**EXERCISE BRIEF**
Reproduce each line exactly. Skip none.

== INFORMATION SHOWN

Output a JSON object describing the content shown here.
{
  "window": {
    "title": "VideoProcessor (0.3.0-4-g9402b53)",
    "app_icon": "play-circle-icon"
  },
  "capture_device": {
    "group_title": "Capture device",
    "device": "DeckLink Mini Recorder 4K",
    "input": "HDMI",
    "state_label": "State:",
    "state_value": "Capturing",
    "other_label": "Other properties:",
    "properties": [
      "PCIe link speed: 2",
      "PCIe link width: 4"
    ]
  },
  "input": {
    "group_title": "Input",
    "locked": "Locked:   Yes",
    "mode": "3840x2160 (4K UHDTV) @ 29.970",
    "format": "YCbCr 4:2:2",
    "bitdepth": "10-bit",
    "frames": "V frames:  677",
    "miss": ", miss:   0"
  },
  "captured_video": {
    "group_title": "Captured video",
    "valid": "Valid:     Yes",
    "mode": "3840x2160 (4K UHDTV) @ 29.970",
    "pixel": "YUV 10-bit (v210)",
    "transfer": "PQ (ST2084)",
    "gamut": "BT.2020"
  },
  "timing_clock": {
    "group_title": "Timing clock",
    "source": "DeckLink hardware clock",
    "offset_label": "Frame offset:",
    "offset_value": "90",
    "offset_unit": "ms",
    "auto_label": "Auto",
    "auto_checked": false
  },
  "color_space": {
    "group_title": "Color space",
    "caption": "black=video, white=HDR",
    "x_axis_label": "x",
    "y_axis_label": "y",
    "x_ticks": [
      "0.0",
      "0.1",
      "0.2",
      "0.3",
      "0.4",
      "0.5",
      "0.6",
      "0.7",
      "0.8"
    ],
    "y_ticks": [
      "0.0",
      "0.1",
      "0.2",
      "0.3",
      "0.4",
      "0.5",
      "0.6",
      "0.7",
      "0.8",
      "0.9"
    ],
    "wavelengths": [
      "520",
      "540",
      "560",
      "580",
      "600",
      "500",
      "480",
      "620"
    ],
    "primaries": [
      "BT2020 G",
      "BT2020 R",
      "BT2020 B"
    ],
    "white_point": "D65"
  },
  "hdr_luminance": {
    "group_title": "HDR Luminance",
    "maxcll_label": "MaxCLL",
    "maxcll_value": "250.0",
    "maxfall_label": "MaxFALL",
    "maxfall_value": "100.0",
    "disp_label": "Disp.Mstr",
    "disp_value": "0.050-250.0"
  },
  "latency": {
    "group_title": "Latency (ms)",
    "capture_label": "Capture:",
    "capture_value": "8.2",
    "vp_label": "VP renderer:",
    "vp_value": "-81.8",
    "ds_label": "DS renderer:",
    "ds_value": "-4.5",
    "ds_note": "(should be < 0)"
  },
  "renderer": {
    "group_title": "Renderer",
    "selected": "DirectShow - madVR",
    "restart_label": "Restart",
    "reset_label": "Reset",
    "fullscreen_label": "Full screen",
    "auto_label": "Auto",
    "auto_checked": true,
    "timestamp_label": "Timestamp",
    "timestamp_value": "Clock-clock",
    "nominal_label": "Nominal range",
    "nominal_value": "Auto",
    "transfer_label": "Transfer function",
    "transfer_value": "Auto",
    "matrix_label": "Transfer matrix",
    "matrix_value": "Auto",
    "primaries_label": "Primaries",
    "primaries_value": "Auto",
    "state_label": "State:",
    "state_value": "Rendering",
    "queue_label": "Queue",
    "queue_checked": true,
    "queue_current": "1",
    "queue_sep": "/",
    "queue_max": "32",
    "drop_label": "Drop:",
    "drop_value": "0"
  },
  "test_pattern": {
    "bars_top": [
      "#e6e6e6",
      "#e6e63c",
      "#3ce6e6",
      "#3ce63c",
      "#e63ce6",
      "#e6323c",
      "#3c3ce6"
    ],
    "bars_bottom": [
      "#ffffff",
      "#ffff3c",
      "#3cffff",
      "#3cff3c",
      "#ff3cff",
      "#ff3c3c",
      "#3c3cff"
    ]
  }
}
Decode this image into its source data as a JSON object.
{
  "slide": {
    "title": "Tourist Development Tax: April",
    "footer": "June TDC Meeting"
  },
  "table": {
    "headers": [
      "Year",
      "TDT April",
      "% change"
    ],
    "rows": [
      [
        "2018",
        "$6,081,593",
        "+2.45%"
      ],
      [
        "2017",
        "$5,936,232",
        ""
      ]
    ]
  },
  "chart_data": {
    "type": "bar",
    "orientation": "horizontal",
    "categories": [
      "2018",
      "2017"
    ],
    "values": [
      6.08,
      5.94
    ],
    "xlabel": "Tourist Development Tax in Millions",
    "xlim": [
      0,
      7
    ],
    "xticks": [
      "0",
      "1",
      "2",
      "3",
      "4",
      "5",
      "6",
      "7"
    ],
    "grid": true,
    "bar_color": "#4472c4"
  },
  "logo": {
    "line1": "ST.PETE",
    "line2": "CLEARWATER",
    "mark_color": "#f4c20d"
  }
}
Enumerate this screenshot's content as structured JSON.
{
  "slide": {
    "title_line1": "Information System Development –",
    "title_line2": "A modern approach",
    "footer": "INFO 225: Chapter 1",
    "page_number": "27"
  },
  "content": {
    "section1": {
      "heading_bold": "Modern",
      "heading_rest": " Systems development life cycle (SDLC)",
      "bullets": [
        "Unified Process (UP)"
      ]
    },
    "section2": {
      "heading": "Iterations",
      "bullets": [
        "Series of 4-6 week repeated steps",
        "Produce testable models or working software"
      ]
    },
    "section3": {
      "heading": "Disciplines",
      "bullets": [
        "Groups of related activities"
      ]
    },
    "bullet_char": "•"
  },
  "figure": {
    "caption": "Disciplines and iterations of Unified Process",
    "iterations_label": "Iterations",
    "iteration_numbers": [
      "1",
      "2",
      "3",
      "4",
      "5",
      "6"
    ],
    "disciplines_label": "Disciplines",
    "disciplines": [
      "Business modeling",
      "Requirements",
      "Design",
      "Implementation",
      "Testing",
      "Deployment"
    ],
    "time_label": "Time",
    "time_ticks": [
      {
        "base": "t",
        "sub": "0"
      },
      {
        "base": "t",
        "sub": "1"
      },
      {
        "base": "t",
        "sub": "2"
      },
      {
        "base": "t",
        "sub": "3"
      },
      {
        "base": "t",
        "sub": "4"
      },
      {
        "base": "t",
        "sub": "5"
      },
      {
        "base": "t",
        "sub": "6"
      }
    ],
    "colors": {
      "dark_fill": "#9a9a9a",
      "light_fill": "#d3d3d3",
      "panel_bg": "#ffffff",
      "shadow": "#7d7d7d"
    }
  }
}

====

**EXERCISE SOLUTION**
Output a JSON object describing the content shown here.
{
  "window": {
    "title": "VideoProcessor (0.3.0-4-g9402b53)",
    "app_icon": "play-circle-icon"
  },
  "capture_device": {
    "group_title": "Capture device",
    "device": "DeckLink Mini Recorder 4K",
    "input": "HDMI",
    "state_label": "State:",
    "state_value": "Capturing",
    "other_label": "Other properties:",
    "properties": [
      "PCIe link speed: 2",
      "PCIe link width: 4"
    ]
  },
  "input": {
    "group_title": "Input",
    "locked": "Locked:   Yes",
    "mode": "3840x2160 (4K UHDTV) @ 29.970",
    "format": "YCbCr 4:2:2",
    "bitdepth": "10-bit",
    "frames": "V frames:  677",
    "miss": ", miss:   0"
  },
  "captured_video": {
    "group_title": "Captured video",
    "valid": "Valid:     Yes",
    "mode": "3840x2160 (4K UHDTV) @ 29.970",
    "pixel": "YUV 10-bit (v210)",
    "transfer": "PQ (ST2084)",
    "gamut": "BT.2020"
  },
  "timing_clock": {
    "group_title": "Timing clock",
    "source": "DeckLink hardware clock",
    "offset_label": "Frame offset:",
    "offset_value": "90",
    "offset_unit": "ms",
    "auto_label": "Auto",
    "auto_checked": false
  },
  "color_space": {
    "group_title": "Color space",
    "caption": "black=video, white=HDR",
    "x_axis_label": "x",
    "y_axis_label": "y",
    "x_ticks": [
      "0.0",
      "0.1",
      "0.2",
      "0.3",
      "0.4",
      "0.5",
      "0.6",
      "0.7",
      "0.8"
    ],
    "y_ticks": [
      "0.0",
      "0.1",
      "0.2",
      "0.3",
      "0.4",
      "0.5",
      "0.6",
      "0.7",
      "0.8",
      "0.9"
    ],
    "wavelengths": [
      "520",
      "540",
      "560",
      "580",
      "600",
      "500",
      "480",
      "620"
    ],
    "primaries": [
      "BT2020 G",
      "BT2020 R",
      "BT2020 B"
    ],
    "white_point": "D65"
  },
  "hdr_luminance": {
    "group_title": "HDR Luminance",
    "maxcll_label": "MaxCLL",
    "maxcll_value": "250.0",
    "maxfall_label": "MaxFALL",
    "maxfall_value": "100.0",
    "disp_label": "Disp.Mstr",
    "disp_value": "0.050-250.0"
  },
  "latency": {
    "group_title": "Latency (ms)",
    "capture_label": "Capture:",
    "capture_value": "8.2",
    "vp_label": "VP renderer:",
    "vp_value": "-81.8",
    "ds_label": "DS renderer:",
    "ds_value": "-4.5",
    "ds_note": "(should be < 0)"
  },
  "renderer": {
    "group_title": "Renderer",
    "selected": "DirectShow - madVR",
    "restart_label": "Restart",
    "reset_label": "Reset",
    "fullscreen_label": "Full screen",
    "auto_label": "Auto",
    "auto_checked": true,
    "timestamp_label": "Timestamp",
    "timestamp_value": "Clock-clock",
    "nominal_label": "Nominal range",
    "nominal_value": "Auto",
    "transfer_label": "Transfer function",
    "transfer_value": "Auto",
    "matrix_label": "Transfer matrix",
    "matrix_value": "Auto",
    "primaries_label": "Primaries",
    "primaries_value": "Auto",
    "state_label": "State:",
    "state_value": "Rendering",
    "queue_label": "Queue",
    "queue_checked": true,
    "queue_current": "1",
    "queue_sep": "/",
    "queue_max": "32",
    "drop_label": "Drop:",
    "drop_value": "0"
  },
  "test_pattern": {
    "bars_top": [
      "#e6e6e6",
      "#e6e63c",
      "#3ce6e6",
      "#3ce63c",
      "#e63ce6",
      "#e6323c",
      "#3c3ce6"
    ],
    "bars_bottom": [
      "#ffffff",
      "#ffff3c",
      "#3cffff",
      "#3cff3c",
      "#ff3cff",
      "#ff3c3c",
      "#3c3cff"
    ]
  }
}
Decode this image into its source data as a JSON object.
{
  "slide": {
    "title": "Tourist Development Tax: April",
    "footer": "June TDC Meeting"
  },
  "table": {
    "headers": [
      "Year",
      "TDT April",
      "% change"
    ],
    "rows": [
      [
        "2018",
        "$6,081,593",
        "+2.45%"
      ],
      [
        "2017",
        "$5,936,232",
        ""
      ]
    ]
  },
  "chart_data": {
    "type": "bar",
    "orientation": "horizontal",
    "categories": [
      "2018",
      "2017"
    ],
    "values": [
      6.08,
      5.94
    ],
    "xlabel": "Tourist Development Tax in Millions",
    "xlim": [
      0,
      7
    ],
    "xticks": [
      "0",
      "1",
      "2",
      "3",
      "4",
      "5",
      "6",
      "7"
    ],
    "grid": true,
    "bar_color": "#4472c4"
  },
  "logo": {
    "line1": "ST.PETE",
    "line2": "CLEARWATER",
    "mark_color": "#f4c20d"
  }
}
Enumerate this screenshot's content as structured JSON.
{
  "slide": {
    "title_line1": "Information System Development –",
    "title_line2": "A modern approach",
    "footer": "INFO 225: Chapter 1",
    "page_number": "27"
  },
  "content": {
    "section1": {
      "heading_bold": "Modern",
      "heading_rest": " Systems development life cycle (SDLC)",
      "bullets": [
        "Unified Process (UP)"
      ]
    },
    "section2": {
      "heading": "Iterations",
      "bullets": [
        "Series of 4-6 week repeated steps",
        "Produce testable models or working software"
      ]
    },
    "section3": {
      "heading": "Disciplines",
      "bullets": [
        "Groups of related activities"
      ]
    },
    "bullet_char": "•"
  },
  "figure": {
    "caption": "Disciplines and iterations of Unified Process",
    "iterations_label": "Iterations",
    "iteration_numbers": [
      "1",
      "2",
      "3",
      "4",
      "5",
      "6"
    ],
    "disciplines_label": "Disciplines",
    "disciplines": [
      "Business modeling",
      "Requirements",
      "Design",
      "Implementation",
      "Testing",
      "Deployment"
    ],
    "time_label": "Time",
    "time_ticks": [
      {
        "base": "t",
        "sub": "0"
      },
      {
        "base": "t",
        "sub": "1"
      },
      {
        "base": "t",
        "sub": "2"
      },
      {
        "base": "t",
        "sub": "3"
      },
      {
        "base": "t",
        "sub": "4"
      },
      {
        "base": "t",
        "sub": "5"
      },
      {
        "base": "t",
        "sub": "6"
      }
    ],
    "colors": {
      "dark_fill": "#9a9a9a",
      "light_fill": "#d3d3d3",
      "panel_bg": "#ffffff",
      "shadow": "#7d7d7d"
    }
  }
}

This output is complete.